**Requirement:**
Set down every entry again word for word, please, but skip the pictures.

**Material provided:**
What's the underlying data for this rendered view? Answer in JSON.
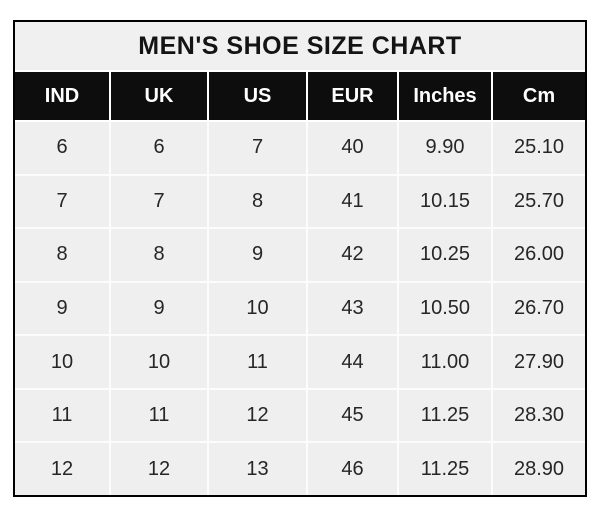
{
  "page": {
    "background": "#ffffff"
  },
  "table": {
    "title": "MEN'S SHOE SIZE CHART",
    "columns": [
      "IND",
      "UK",
      "US",
      "EUR",
      "Inches",
      "Cm"
    ],
    "rows": [
      [
        "6",
        "6",
        "7",
        "40",
        "9.90",
        "25.10"
      ],
      [
        "7",
        "7",
        "8",
        "41",
        "10.15",
        "25.70"
      ],
      [
        "8",
        "8",
        "9",
        "42",
        "10.25",
        "26.00"
      ],
      [
        "9",
        "9",
        "10",
        "43",
        "10.50",
        "26.70"
      ],
      [
        "10",
        "10",
        "11",
        "44",
        "11.00",
        "27.90"
      ],
      [
        "11",
        "11",
        "12",
        "45",
        "11.25",
        "28.30"
      ],
      [
        "12",
        "12",
        "13",
        "46",
        "11.25",
        "28.90"
      ]
    ],
    "colors": {
      "frame_border": "#000000",
      "title_bg": "#f0f0f0",
      "title_text": "#141414",
      "header_bg": "#0d0d0d",
      "header_text": "#fefefe",
      "cell_bg": "#efefef",
      "cell_text": "#262626",
      "separator": "#ffffff"
    }
  },
  "chart_data": {
    "type": "table",
    "title": "MEN'S SHOE SIZE CHART",
    "columns": [
      "IND",
      "UK",
      "US",
      "EUR",
      "Inches",
      "Cm"
    ],
    "rows": [
      [
        6,
        6,
        7,
        40,
        9.9,
        25.1
      ],
      [
        7,
        7,
        8,
        41,
        10.15,
        25.7
      ],
      [
        8,
        8,
        9,
        42,
        10.25,
        26.0
      ],
      [
        9,
        9,
        10,
        43,
        10.5,
        26.7
      ],
      [
        10,
        10,
        11,
        44,
        11.0,
        27.9
      ],
      [
        11,
        11,
        12,
        45,
        11.25,
        28.3
      ],
      [
        12,
        12,
        13,
        46,
        11.25,
        28.9
      ]
    ]
  }
}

**Complete output:**
What's the underlying data for this rendered view? Answer in JSON.
{
  "page": {
    "background": "#ffffff"
  },
  "table": {
    "title": "MEN'S SHOE SIZE CHART",
    "columns": [
      "IND",
      "UK",
      "US",
      "EUR",
      "Inches",
      "Cm"
    ],
    "rows": [
      [
        "6",
        "6",
        "7",
        "40",
        "9.90",
        "25.10"
      ],
      [
        "7",
        "7",
        "8",
        "41",
        "10.15",
        "25.70"
      ],
      [
        "8",
        "8",
        "9",
        "42",
        "10.25",
        "26.00"
      ],
      [
        "9",
        "9",
        "10",
        "43",
        "10.50",
        "26.70"
      ],
      [
        "10",
        "10",
        "11",
        "44",
        "11.00",
        "27.90"
      ],
      [
        "11",
        "11",
        "12",
        "45",
        "11.25",
        "28.30"
      ],
      [
        "12",
        "12",
        "13",
        "46",
        "11.25",
        "28.90"
      ]
    ],
    "colors": {
      "frame_border": "#000000",
      "title_bg": "#f0f0f0",
      "title_text": "#141414",
      "header_bg": "#0d0d0d",
      "header_text": "#fefefe",
      "cell_bg": "#efefef",
      "cell_text": "#262626",
      "separator": "#ffffff"
    }
  },
  "chart_data": {
    "type": "table",
    "title": "MEN'S SHOE SIZE CHART",
    "columns": [
      "IND",
      "UK",
      "US",
      "EUR",
      "Inches",
      "Cm"
    ],
    "rows": [
      [
        6,
        6,
        7,
        40,
        9.9,
        25.1
      ],
      [
        7,
        7,
        8,
        41,
        10.15,
        25.7
      ],
      [
        8,
        8,
        9,
        42,
        10.25,
        26.0
      ],
      [
        9,
        9,
        10,
        43,
        10.5,
        26.7
      ],
      [
        10,
        10,
        11,
        44,
        11.0,
        27.9
      ],
      [
        11,
        11,
        12,
        45,
        11.25,
        28.3
      ],
      [
        12,
        12,
        13,
        46,
        11.25,
        28.9
      ]
    ]
  }
}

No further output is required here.